BEGIN RECORDS FOR PROCESSING

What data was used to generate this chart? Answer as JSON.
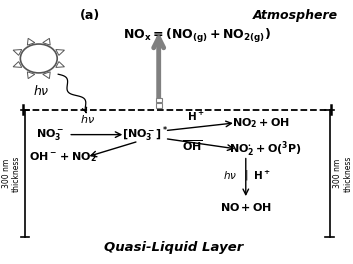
{
  "title_label": "(a)",
  "atmosphere_label": "Atmosphere",
  "quasi_liquid_label": "Quasi-Liquid Layer",
  "thickness_label": "300 nm\nthickness",
  "dashed_line_y": 0.585,
  "fig_width": 3.53,
  "fig_height": 2.64,
  "fig_dpi": 100
}
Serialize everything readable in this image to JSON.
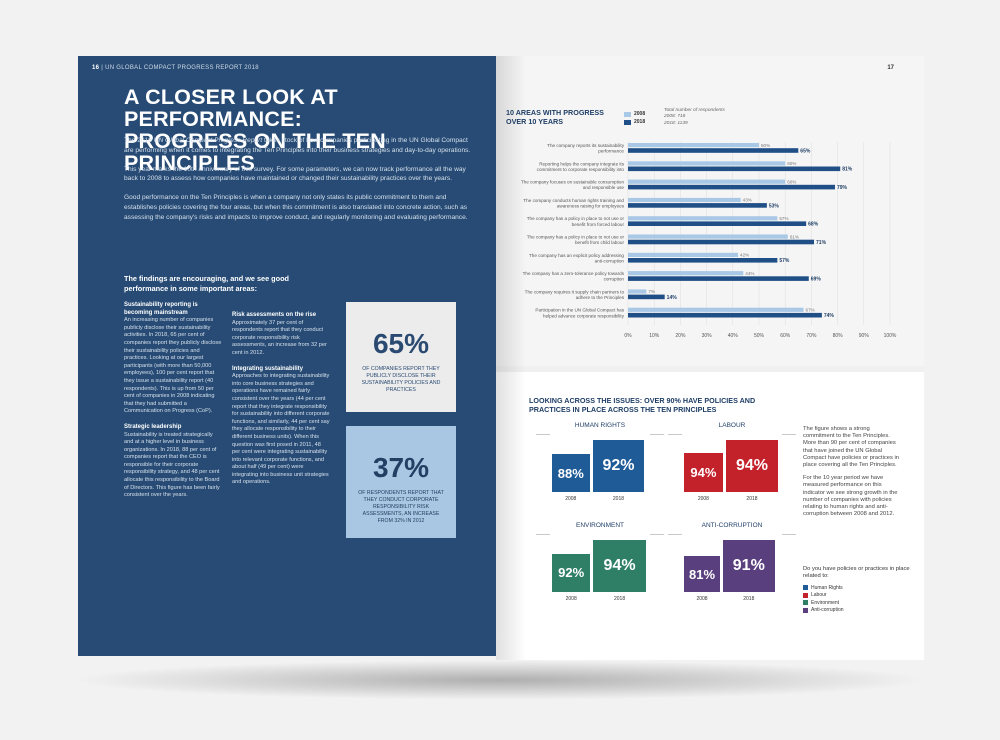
{
  "left_page": {
    "header_num": "16",
    "header_text": "| UN GLOBAL COMPACT PROGRESS REPORT 2018",
    "title_line1": "A CLOSER LOOK AT PERFORMANCE:",
    "title_line2": "PROGRESS ON THE TEN PRINCIPLES",
    "intro_p1_a": "The 2018 ",
    "intro_p1_em": "UN Global Compact Progress Report",
    "intro_p1_b": " takes stock of how companies participating in the UN Global Compact are performing when it comes to integrating the Ten Principles into their business strategies and day-to-day operations.",
    "intro_p2": "This year marks the 10th anniversary of this survey. For some parameters, we can now track performance all the way back to 2008 to assess how companies have maintained or changed their sustainability practices over the years.",
    "intro_p3": "Good performance on the Ten Principles is when a company not only states its public commitment to them and establishes policies covering the four areas, but when this commitment is also translated into concrete action, such as assessing the company's risks and impacts to improve conduct, and regularly monitoring and evaluating performance.",
    "findings": "The findings are encouraging, and we see good performance in some important areas:",
    "s1_title": "Sustainability reporting is becoming mainstream",
    "s1_body": "An increasing number of companies publicly disclose their sustainability activities. In 2018, 65 per cent of companies report they publicly disclose their sustainability policies and practices. Looking at our largest participants (with more than 50,000 employees), 100 per cent report that they issue a sustainability report (40 respondents). This is up from 50 per cent of companies in 2008 indicating that they had submitted a Communication on Progress (CoP).",
    "s2_title": "Strategic leadership",
    "s2_body": "Sustainability is treated strategically and at a higher level in business organizations. In 2018, 88 per cent of companies report that the CEO is responsible for their corporate responsibility strategy, and 48 per cent allocate this responsibility to the Board of Directors. This figure has been fairly consistent over the years.",
    "s3_title": "Risk assessments on the rise",
    "s3_body": "Approximately 37 per cent of respondents report that they conduct corporate responsibility risk assessments, an increase from 32 per cent in 2012.",
    "s4_title": "Integrating sustainability",
    "s4_body": "Approaches to integrating sustainability into core business strategies and operations have remained fairly consistent over the years (44 per cent report that they integrate responsibility for sustainability into different corporate functions, and similarly, 44 per cent say they allocate responsibility to their different business units). When this question was first posed in 2011, 48 per cent were integrating sustainability into relevant corporate functions, and about half (49 per cent) were integrating into business unit strategies and operations.",
    "stat1_value": "65%",
    "stat1_caption": "OF COMPANIES REPORT THEY PUBLICLY DISCLOSE THEIR SUSTAINABILITY POLICIES AND PRACTICES",
    "stat2_value": "37%",
    "stat2_caption": "OF RESPONDENTS REPORT THAT THEY CONDUCT CORPORATE RESPONSIBILITY RISK ASSESSMENTS, AN INCREASE FROM 32% IN 2012"
  },
  "right_page": {
    "page_num": "17",
    "chart_title": "10 AREAS WITH PROGRESS OVER 10 YEARS",
    "legend_2008": "2008",
    "legend_2018": "2018",
    "resp_title": "Total number of respondents",
    "resp_2008": "2008: 718",
    "resp_2018": "2018: 1139",
    "bottom_title": "LOOKING ACROSS THE ISSUES: OVER 90% HAVE POLICIES AND PRACTICES IN PLACE ACROSS THE TEN PRINCIPLES",
    "side_p1": "The figure shows a strong commitment to the Ten Principles. More than 90 per cent of companies that have joined the UN Global Compact have policies or practices in place covering all the Ten Principles.",
    "side_p2": "For the 10 year period we have measured performance on this indicator we see strong growth in the number of companies with policies relating to human rights and anti-corruption between 2008 and 2012.",
    "legend_q": "Do you have policies or practices in place related to:",
    "legend_items": [
      "Human Rights",
      "Labour",
      "Environment",
      "Anti-corruption"
    ]
  },
  "colors": {
    "navy": "#274b74",
    "bar2008": "#a9c8e6",
    "bar2018": "#1f4f86",
    "human_rights": "#1f5b96",
    "labour": "#c3222b",
    "environment": "#2f7f66",
    "anti_corruption": "#5a3f7f"
  },
  "chart_data": [
    {
      "type": "bar",
      "orientation": "horizontal",
      "title": "10 AREAS WITH PROGRESS OVER 10 YEARS",
      "categories": [
        "The company reports its sustainability performance",
        "Reporting helps the company integrate its commitment to corporate responsibility into business operations",
        "The company focuses on sustainable consumption and responsible use",
        "The company conducts human rights training and awareness raising for employees",
        "The company has a policy in place to not use or benefit from forced labour",
        "The company has a policy in place to not use or benefit from child labour",
        "The company has an explicit policy addressing anti-corruption",
        "The company has a zero-tolerance policy towards corruption",
        "The company requires it supply chain partners to adhere to the Principles",
        "Participation in the UN Global Compact has helped advance corporate responsibility internally in the company"
      ],
      "series": [
        {
          "name": "2008",
          "values": [
            50,
            60,
            60,
            43,
            57,
            61,
            42,
            44,
            7,
            67
          ]
        },
        {
          "name": "2018",
          "values": [
            65,
            81,
            79,
            53,
            68,
            71,
            57,
            69,
            14,
            74
          ]
        }
      ],
      "x_ticks": [
        "0%",
        "10%",
        "20%",
        "30%",
        "40%",
        "50%",
        "60%",
        "70%",
        "80%",
        "90%",
        "100%"
      ],
      "xlim": [
        0,
        100
      ]
    },
    {
      "type": "table",
      "title": "LOOKING ACROSS THE ISSUES: OVER 90% HAVE POLICIES AND PRACTICES IN PLACE ACROSS THE TEN PRINCIPLES",
      "panels": [
        {
          "name": "HUMAN RIGHTS",
          "v2008": 88,
          "v2018": 92,
          "label2008": "88%",
          "label2018": "92%",
          "year1": "2008",
          "year2": "2018",
          "color": "#1f5b96"
        },
        {
          "name": "LABOUR",
          "v2008": 94,
          "v2018": 94,
          "label2008": "94%",
          "label2018": "94%",
          "year1": "2008",
          "year2": "2018",
          "color": "#c3222b"
        },
        {
          "name": "ENVIRONMENT",
          "v2008": 92,
          "v2018": 94,
          "label2008": "92%",
          "label2018": "94%",
          "year1": "2008",
          "year2": "2018",
          "color": "#2f7f66"
        },
        {
          "name": "ANTI-CORRUPTION",
          "v2008": 81,
          "v2018": 91,
          "label2008": "81%",
          "label2018": "91%",
          "year1": "2008",
          "year2": "2018",
          "color": "#5a3f7f"
        }
      ]
    }
  ]
}
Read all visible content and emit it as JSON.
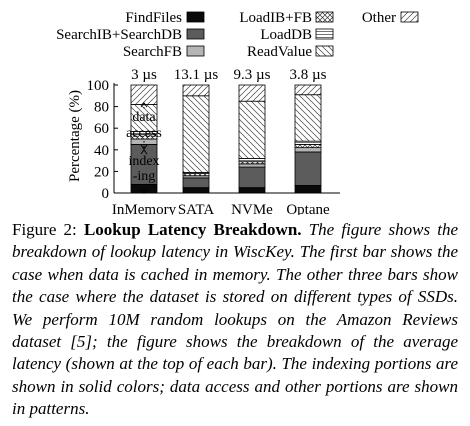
{
  "chart_data": {
    "type": "bar",
    "stacked": true,
    "categories": [
      "InMemory",
      "SATA",
      "NVMe",
      "Optane"
    ],
    "ylabel": "Percentage (%)",
    "ylim": [
      0,
      100
    ],
    "yticks": [
      0,
      20,
      40,
      60,
      80,
      100
    ],
    "bar_top_labels": [
      "3 µs",
      "13.1 µs",
      "9.3 µs",
      "3.8 µs"
    ],
    "legend_position": "top",
    "series": [
      {
        "name": "FindFiles",
        "pattern": "solid-black",
        "values": [
          8,
          5,
          5,
          7
        ]
      },
      {
        "name": "SearchIB+SearchDB",
        "pattern": "solid-dark-gray",
        "values": [
          37,
          9,
          19,
          31
        ]
      },
      {
        "name": "SearchFB",
        "pattern": "solid-light-gray",
        "values": [
          5,
          2,
          3,
          4
        ]
      },
      {
        "name": "LoadIB+FB",
        "pattern": "crosshatch",
        "values": [
          4,
          2,
          2,
          3
        ]
      },
      {
        "name": "LoadDB",
        "pattern": "horizontal-lines",
        "values": [
          3,
          1,
          3,
          3
        ]
      },
      {
        "name": "ReadValue",
        "pattern": "backslash-lines",
        "values": [
          25,
          71,
          53,
          43
        ]
      },
      {
        "name": "Other",
        "pattern": "slash-lines",
        "values": [
          18,
          10,
          15,
          9
        ]
      }
    ],
    "annotations": {
      "data_access": "data access",
      "indexing": "index -ing"
    },
    "colors": {
      "black": "#0a0a0a",
      "dark_gray": "#5c5c5c",
      "light_gray": "#b5b5b5"
    }
  },
  "caption": {
    "label": "Figure 2:",
    "title": "Lookup Latency Breakdown.",
    "text": "The figure shows the breakdown of lookup latency in WiscKey. The first bar shows the case when data is cached in memory. The other three bars show the case where the dataset is stored on different types of SSDs. We perform 10M random lookups on the Amazon Reviews dataset [5]; the figure shows the breakdown of the average latency (shown at the top of each bar). The indexing portions are shown in solid colors; data access and other portions are shown in patterns."
  }
}
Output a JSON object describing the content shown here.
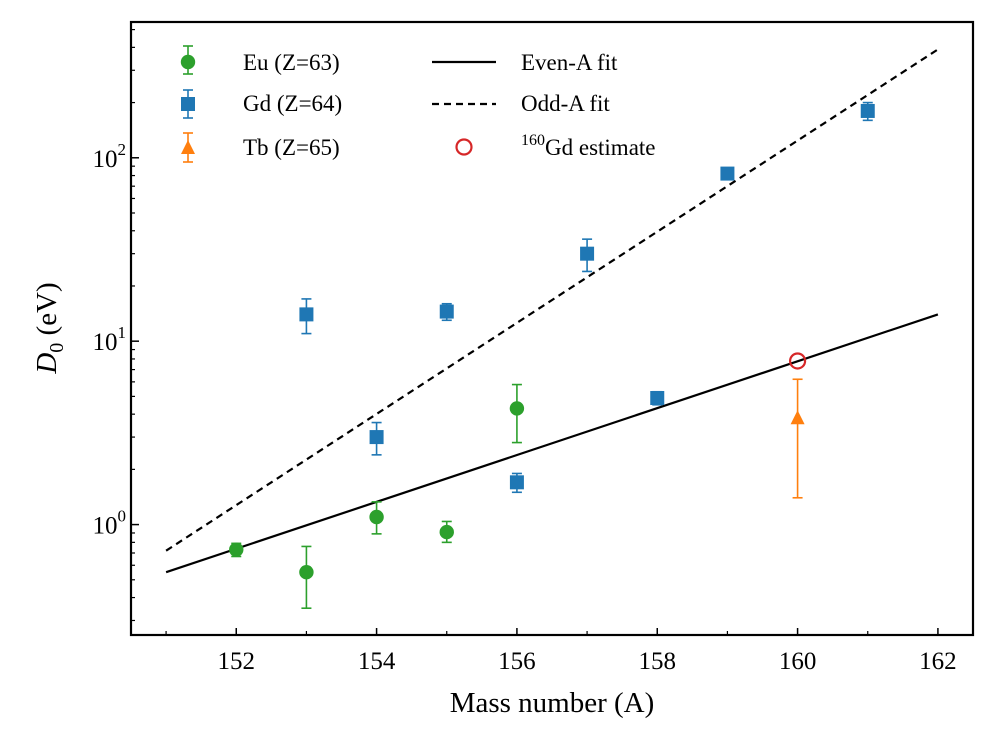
{
  "chart_data": {
    "type": "scatter",
    "xlabel": "Mass number (A)",
    "ylabel": "D0 (eV)",
    "ylabel_main": "D",
    "ylabel_sub": "0",
    "ylabel_unit": " (eV)",
    "xlim": [
      150.5,
      162.5
    ],
    "ylim": [
      0.25,
      550
    ],
    "yscale": "log",
    "grid": false,
    "legend_position": "top-left",
    "x_ticks": [
      152,
      154,
      156,
      158,
      160,
      162
    ],
    "x_tick_labels": [
      "152",
      "154",
      "156",
      "158",
      "160",
      "162"
    ],
    "y_ticks": [
      {
        "value": 1,
        "base": "10",
        "exp": "0"
      },
      {
        "value": 10,
        "base": "10",
        "exp": "1"
      },
      {
        "value": 100,
        "base": "10",
        "exp": "2"
      }
    ],
    "series": [
      {
        "name": "Eu (Z=63)",
        "kind": "points",
        "marker": "circle",
        "color": "#2ca02c",
        "points": [
          {
            "x": 152,
            "y": 0.73,
            "err_lo": 0.67,
            "err_hi": 0.79
          },
          {
            "x": 153,
            "y": 0.55,
            "err_lo": 0.35,
            "err_hi": 0.76
          },
          {
            "x": 154,
            "y": 1.1,
            "err_lo": 0.89,
            "err_hi": 1.33
          },
          {
            "x": 155,
            "y": 0.91,
            "err_lo": 0.8,
            "err_hi": 1.04
          },
          {
            "x": 156,
            "y": 4.3,
            "err_lo": 2.8,
            "err_hi": 5.8
          }
        ]
      },
      {
        "name": "Gd (Z=64)",
        "kind": "points",
        "marker": "square",
        "color": "#1f77b4",
        "points": [
          {
            "x": 153,
            "y": 14,
            "err_lo": 11,
            "err_hi": 17
          },
          {
            "x": 154,
            "y": 3.0,
            "err_lo": 2.4,
            "err_hi": 3.6
          },
          {
            "x": 155,
            "y": 14.5,
            "err_lo": 13,
            "err_hi": 16
          },
          {
            "x": 156,
            "y": 1.7,
            "err_lo": 1.5,
            "err_hi": 1.9
          },
          {
            "x": 157,
            "y": 30,
            "err_lo": 24,
            "err_hi": 36
          },
          {
            "x": 158,
            "y": 4.9,
            "err_lo": 4.5,
            "err_hi": 5.3
          },
          {
            "x": 159,
            "y": 82,
            "err_lo": 78,
            "err_hi": 86
          },
          {
            "x": 161,
            "y": 180,
            "err_lo": 160,
            "err_hi": 200
          }
        ]
      },
      {
        "name": "Tb (Z=65)",
        "kind": "points",
        "marker": "triangle",
        "color": "#ff7f0e",
        "points": [
          {
            "x": 160,
            "y": 3.8,
            "err_lo": 1.4,
            "err_hi": 6.2
          }
        ]
      },
      {
        "name": "Even-A fit",
        "kind": "line",
        "dash": "solid",
        "color": "#000000",
        "points": [
          {
            "x": 151,
            "y": 0.55
          },
          {
            "x": 162,
            "y": 14
          }
        ]
      },
      {
        "name": "Odd-A fit",
        "kind": "line",
        "dash": "dashed",
        "color": "#000000",
        "points": [
          {
            "x": 151,
            "y": 0.72
          },
          {
            "x": 162,
            "y": 390
          }
        ]
      },
      {
        "name": "160Gd estimate",
        "kind": "points",
        "marker": "open-circle",
        "color": "#d62728",
        "points": [
          {
            "x": 160,
            "y": 7.8
          }
        ]
      }
    ],
    "legend": [
      {
        "label": "Eu (Z=63)",
        "series": 0
      },
      {
        "label": "Gd (Z=64)",
        "series": 1
      },
      {
        "label": "Tb (Z=65)",
        "series": 2
      },
      {
        "label": "Even-A fit",
        "series": 3
      },
      {
        "label": "Odd-A fit",
        "series": 4
      },
      {
        "label": "160Gd estimate",
        "label_sup": "160",
        "label_rest": "Gd estimate",
        "series": 5
      }
    ]
  }
}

END RECORDS FOR PROCESSING

• [GIVEN REQUEST]:
In the records above, locate every line with the string "some" and copy it.

• [CORRECT RESPONSE]:
    "intro_p2": "This year marks the 10th anniversary of this survey. For some parameters, we can now track performance all the way back to 2008 to assess how companies have maintained or changed their sustainability practices over the years.",
    "findings": "The findings are encouraging, and we see good performance in some important areas:",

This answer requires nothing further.